» Stated task: Check each line of the material below, and copy it if it holds the string "direction".

════

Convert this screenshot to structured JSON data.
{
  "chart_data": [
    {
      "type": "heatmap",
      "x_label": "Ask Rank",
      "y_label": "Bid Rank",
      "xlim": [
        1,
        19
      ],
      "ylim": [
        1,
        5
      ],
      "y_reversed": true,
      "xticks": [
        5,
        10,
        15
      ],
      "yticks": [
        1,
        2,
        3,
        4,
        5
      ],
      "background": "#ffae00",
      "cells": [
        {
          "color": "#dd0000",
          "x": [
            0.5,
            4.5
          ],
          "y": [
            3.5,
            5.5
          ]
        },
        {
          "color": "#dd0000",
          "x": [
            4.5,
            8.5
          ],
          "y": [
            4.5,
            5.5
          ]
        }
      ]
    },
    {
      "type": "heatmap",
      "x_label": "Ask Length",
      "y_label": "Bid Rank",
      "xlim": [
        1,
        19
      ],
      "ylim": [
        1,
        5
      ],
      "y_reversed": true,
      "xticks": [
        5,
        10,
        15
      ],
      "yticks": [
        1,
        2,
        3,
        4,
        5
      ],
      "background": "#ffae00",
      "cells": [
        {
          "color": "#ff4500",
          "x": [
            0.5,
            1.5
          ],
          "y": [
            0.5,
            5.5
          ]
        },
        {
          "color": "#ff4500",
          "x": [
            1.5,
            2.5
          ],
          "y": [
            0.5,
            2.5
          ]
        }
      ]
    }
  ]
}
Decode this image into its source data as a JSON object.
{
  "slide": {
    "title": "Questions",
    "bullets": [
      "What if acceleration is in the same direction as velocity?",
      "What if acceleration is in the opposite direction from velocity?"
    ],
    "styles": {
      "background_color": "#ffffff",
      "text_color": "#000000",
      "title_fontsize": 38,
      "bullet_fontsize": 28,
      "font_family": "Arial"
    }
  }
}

════

» Output for this task:
      "What if acceleration is in the same direction as velocity?",
      "What if acceleration is in the opposite direction from velocity?"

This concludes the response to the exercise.